▶ _What is required_: In your copy, each record should read exactly as it does below, and no pictures should be present.

···

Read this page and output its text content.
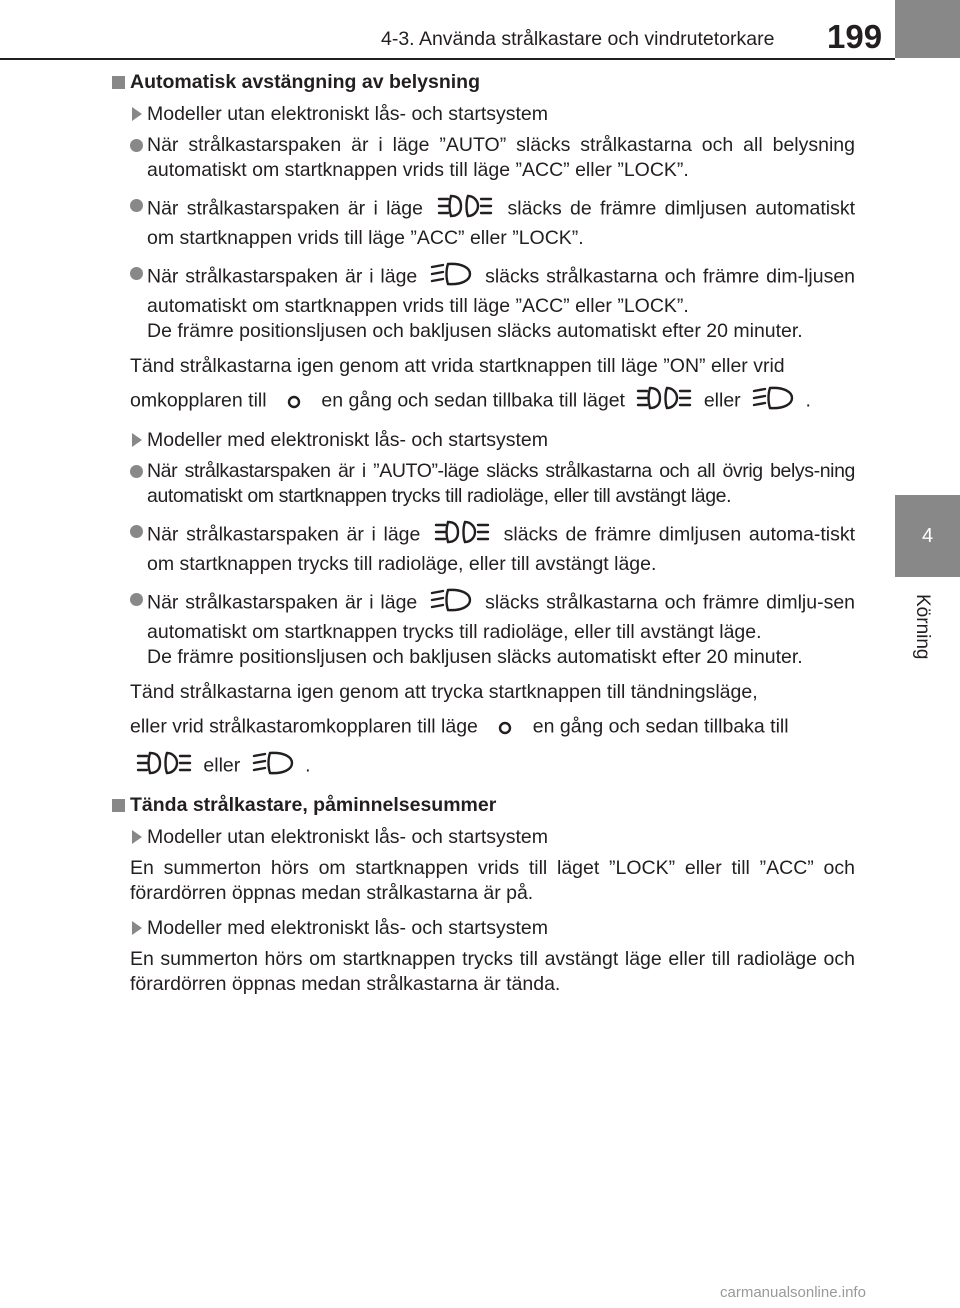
4-3. Använda strålkastare och vindrutetorkare 199
4
Körning
Automatisk avstängning av belysning
Modeller utan elektroniskt lås- och startsystem
När strålkastarspaken är i läge ”AUTO” släcks strålkastarna och all belysning automatiskt om startknappen vrids till läge ”ACC” eller ”LOCK”.
När strålkastarspaken är i läge	släcks de främre dimljusen automatiskt om startknappen vrids till läge ”ACC” eller ”LOCK”.
När strålkastarspaken är i läge	släcks strålkastarna och främre dim-ljusen automatiskt om startknappen vrids till läge ”ACC” eller ”LOCK”.
De främre positionsljusen och bakljusen släcks automatiskt efter 20 minuter.
Tänd strålkastarna igen genom att vrida startknappen till läge ”ON” eller vrid

omkopplaren till	en gång och sedan tillbaka till läget	eller	.
Modeller med elektroniskt lås- och startsystem
När strålkastarspaken är i ”AUTO”-läge släcks strålkastarna och all övrig belys-ning automatiskt om startknappen trycks till radioläge, eller till avstängt läge.
När strålkastarspaken är i läge	släcks de främre dimljusen automa-tiskt om startknappen trycks till radioläge, eller till avstängt läge.
När strålkastarspaken är i läge	släcks strålkastarna och främre dimlju-sen automatiskt om startknappen trycks till radioläge, eller till avstängt läge.
De främre positionsljusen och bakljusen släcks automatiskt efter 20 minuter.
Tänd strålkastarna igen genom att trycka startknappen till tändningsläge,

eller vrid strålkastaromkopplaren till läge	en gång och sedan tillbaka till

eller	.
Tända strålkastare, påminnelsesummer
Modeller utan elektroniskt lås- och startsystem
En summerton hörs om startknappen vrids till läget ”LOCK” eller till ”ACC” och förardörren öppnas medan strålkastarna är på.
Modeller med elektroniskt lås- och startsystem
En summerton hörs om startknappen trycks till avstängt läge eller till radioläge och förardörren öppnas medan strålkastarna är tända.
carmanualsonline.info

···

▶ _Exercise response_:
Read this page and output its text content.
4-3. Använda strålkastare och vindrutetorkare 199
4
Körning
Automatisk avstängning av belysning
Modeller utan elektroniskt lås- och startsystem
När strålkastarspaken är i läge ”AUTO” släcks strålkastarna och all belysning automatiskt om startknappen vrids till läge ”ACC” eller ”LOCK”.
När strålkastarspaken är i läge	släcks de främre dimljusen automatiskt om startknappen vrids till läge ”ACC” eller ”LOCK”.
När strålkastarspaken är i läge	släcks strålkastarna och främre dim-ljusen automatiskt om startknappen vrids till läge ”ACC” eller ”LOCK”.
De främre positionsljusen och bakljusen släcks automatiskt efter 20 minuter.
Tänd strålkastarna igen genom att vrida startknappen till läge ”ON” eller vrid

omkopplaren till	en gång och sedan tillbaka till läget	eller	.
Modeller med elektroniskt lås- och startsystem
När strålkastarspaken är i ”AUTO”-läge släcks strålkastarna och all övrig belys-ning automatiskt om startknappen trycks till radioläge, eller till avstängt läge.
När strålkastarspaken är i läge	släcks de främre dimljusen automa-tiskt om startknappen trycks till radioläge, eller till avstängt läge.
När strålkastarspaken är i läge	släcks strålkastarna och främre dimlju-sen automatiskt om startknappen trycks till radioläge, eller till avstängt läge.
De främre positionsljusen och bakljusen släcks automatiskt efter 20 minuter.
Tänd strålkastarna igen genom att trycka startknappen till tändningsläge,

eller vrid strålkastaromkopplaren till läge	en gång och sedan tillbaka till

eller	.
Tända strålkastare, påminnelsesummer
Modeller utan elektroniskt lås- och startsystem
En summerton hörs om startknappen vrids till läget ”LOCK” eller till ”ACC” och förardörren öppnas medan strålkastarna är på.
Modeller med elektroniskt lås- och startsystem
En summerton hörs om startknappen trycks till avstängt läge eller till radioläge och förardörren öppnas medan strålkastarna är tända.
carmanualsonline.info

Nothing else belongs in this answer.